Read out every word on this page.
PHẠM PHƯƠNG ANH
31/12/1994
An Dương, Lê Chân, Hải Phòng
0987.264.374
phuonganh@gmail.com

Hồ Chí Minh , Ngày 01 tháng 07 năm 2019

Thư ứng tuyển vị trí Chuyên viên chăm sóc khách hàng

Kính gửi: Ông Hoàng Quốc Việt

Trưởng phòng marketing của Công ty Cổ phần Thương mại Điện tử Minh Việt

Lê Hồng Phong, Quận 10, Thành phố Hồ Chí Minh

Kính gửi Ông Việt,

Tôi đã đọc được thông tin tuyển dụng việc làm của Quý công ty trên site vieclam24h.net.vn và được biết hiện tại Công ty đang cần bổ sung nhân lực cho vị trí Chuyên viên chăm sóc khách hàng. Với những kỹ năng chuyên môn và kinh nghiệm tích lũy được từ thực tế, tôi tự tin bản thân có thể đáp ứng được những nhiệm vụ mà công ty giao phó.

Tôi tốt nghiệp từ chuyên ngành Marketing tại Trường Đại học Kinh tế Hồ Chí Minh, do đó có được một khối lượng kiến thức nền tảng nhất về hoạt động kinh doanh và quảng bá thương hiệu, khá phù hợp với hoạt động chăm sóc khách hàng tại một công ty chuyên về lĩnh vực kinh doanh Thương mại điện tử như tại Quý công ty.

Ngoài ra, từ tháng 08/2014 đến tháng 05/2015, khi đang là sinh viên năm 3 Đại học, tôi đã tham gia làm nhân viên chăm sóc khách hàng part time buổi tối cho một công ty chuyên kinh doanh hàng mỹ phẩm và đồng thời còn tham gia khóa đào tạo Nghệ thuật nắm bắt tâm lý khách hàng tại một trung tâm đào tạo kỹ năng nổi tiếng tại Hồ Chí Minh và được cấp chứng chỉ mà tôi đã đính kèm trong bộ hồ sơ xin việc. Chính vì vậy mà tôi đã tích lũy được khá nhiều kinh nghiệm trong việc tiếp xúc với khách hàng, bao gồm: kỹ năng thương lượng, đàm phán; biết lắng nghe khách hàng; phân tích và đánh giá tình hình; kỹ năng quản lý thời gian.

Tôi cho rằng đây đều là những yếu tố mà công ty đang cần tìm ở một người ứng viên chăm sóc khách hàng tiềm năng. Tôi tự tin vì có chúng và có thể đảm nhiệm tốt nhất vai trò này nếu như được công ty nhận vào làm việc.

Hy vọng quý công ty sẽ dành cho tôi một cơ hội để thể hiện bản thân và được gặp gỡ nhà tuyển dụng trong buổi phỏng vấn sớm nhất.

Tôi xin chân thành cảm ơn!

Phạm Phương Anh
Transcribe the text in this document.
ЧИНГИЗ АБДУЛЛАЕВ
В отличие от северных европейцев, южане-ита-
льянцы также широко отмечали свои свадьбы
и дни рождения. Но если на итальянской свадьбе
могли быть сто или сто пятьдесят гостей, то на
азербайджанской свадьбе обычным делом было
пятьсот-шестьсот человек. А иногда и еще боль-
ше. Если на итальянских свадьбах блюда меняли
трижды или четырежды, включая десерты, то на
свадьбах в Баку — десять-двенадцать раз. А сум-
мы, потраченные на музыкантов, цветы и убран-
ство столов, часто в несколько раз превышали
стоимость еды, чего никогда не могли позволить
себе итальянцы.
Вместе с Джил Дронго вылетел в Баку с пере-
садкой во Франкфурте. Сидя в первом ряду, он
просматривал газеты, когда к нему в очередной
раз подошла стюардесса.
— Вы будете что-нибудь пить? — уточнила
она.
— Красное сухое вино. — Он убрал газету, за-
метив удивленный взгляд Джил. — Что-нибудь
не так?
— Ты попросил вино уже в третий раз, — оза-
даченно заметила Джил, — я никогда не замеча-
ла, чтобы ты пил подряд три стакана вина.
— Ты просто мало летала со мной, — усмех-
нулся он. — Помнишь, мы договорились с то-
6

=-=-=-=-=

- Task brief:
Return what is listed above, exactly and completely.

- Written solution:
Read out every word on this page.
PHẠM PHƯƠNG ANH
31/12/1994
An Dương, Lê Chân, Hải Phòng
0987.264.374
phuonganh@gmail.com

Hồ Chí Minh , Ngày 01 tháng 07 năm 2019

Thư ứng tuyển vị trí Chuyên viên chăm sóc khách hàng

Kính gửi: Ông Hoàng Quốc Việt

Trưởng phòng marketing của Công ty Cổ phần Thương mại Điện tử Minh Việt

Lê Hồng Phong, Quận 10, Thành phố Hồ Chí Minh

Kính gửi Ông Việt,

Tôi đã đọc được thông tin tuyển dụng việc làm của Quý công ty trên site vieclam24h.net.vn và được biết hiện tại Công ty đang cần bổ sung nhân lực cho vị trí Chuyên viên chăm sóc khách hàng. Với những kỹ năng chuyên môn và kinh nghiệm tích lũy được từ thực tế, tôi tự tin bản thân có thể đáp ứng được những nhiệm vụ mà công ty giao phó.

Tôi tốt nghiệp từ chuyên ngành Marketing tại Trường Đại học Kinh tế Hồ Chí Minh, do đó có được một khối lượng kiến thức nền tảng nhất về hoạt động kinh doanh và quảng bá thương hiệu, khá phù hợp với hoạt động chăm sóc khách hàng tại một công ty chuyên về lĩnh vực kinh doanh Thương mại điện tử như tại Quý công ty.

Ngoài ra, từ tháng 08/2014 đến tháng 05/2015, khi đang là sinh viên năm 3 Đại học, tôi đã tham gia làm nhân viên chăm sóc khách hàng part time buổi tối cho một công ty chuyên kinh doanh hàng mỹ phẩm và đồng thời còn tham gia khóa đào tạo Nghệ thuật nắm bắt tâm lý khách hàng tại một trung tâm đào tạo kỹ năng nổi tiếng tại Hồ Chí Minh và được cấp chứng chỉ mà tôi đã đính kèm trong bộ hồ sơ xin việc. Chính vì vậy mà tôi đã tích lũy được khá nhiều kinh nghiệm trong việc tiếp xúc với khách hàng, bao gồm: kỹ năng thương lượng, đàm phán; biết lắng nghe khách hàng; phân tích và đánh giá tình hình; kỹ năng quản lý thời gian.

Tôi cho rằng đây đều là những yếu tố mà công ty đang cần tìm ở một người ứng viên chăm sóc khách hàng tiềm năng. Tôi tự tin vì có chúng và có thể đảm nhiệm tốt nhất vai trò này nếu như được công ty nhận vào làm việc.

Hy vọng quý công ty sẽ dành cho tôi một cơ hội để thể hiện bản thân và được gặp gỡ nhà tuyển dụng trong buổi phỏng vấn sớm nhất.

Tôi xin chân thành cảm ơn!

Phạm Phương Anh
Transcribe the text in this document.
ЧИНГИЗ АБДУЛЛАЕВ
В отличие от северных европейцев, южане-ита-
льянцы также широко отмечали свои свадьбы
и дни рождения. Но если на итальянской свадьбе
могли быть сто или сто пятьдесят гостей, то на
азербайджанской свадьбе обычным делом было
пятьсот-шестьсот человек. А иногда и еще боль-
ше. Если на итальянских свадьбах блюда меняли
трижды или четырежды, включая десерты, то на
свадьбах в Баку — десять-двенадцать раз. А сум-
мы, потраченные на музыкантов, цветы и убран-
ство столов, часто в несколько раз превышали
стоимость еды, чего никогда не могли позволить
себе итальянцы.
Вместе с Джил Дронго вылетел в Баку с пере-
садкой во Франкфурте. Сидя в первом ряду, он
просматривал газеты, когда к нему в очередной
раз подошла стюардесса.
— Вы будете что-нибудь пить? — уточнила
она.
— Красное сухое вино. — Он убрал газету, за-
метив удивленный взгляд Джил. — Что-нибудь
не так?
— Ты попросил вино уже в третий раз, — оза-
даченно заметила Джил, — я никогда не замеча-
ла, чтобы ты пил подряд три стакана вина.
— Ты просто мало летала со мной, — усмех-
нулся он. — Помнишь, мы договорились с то-
6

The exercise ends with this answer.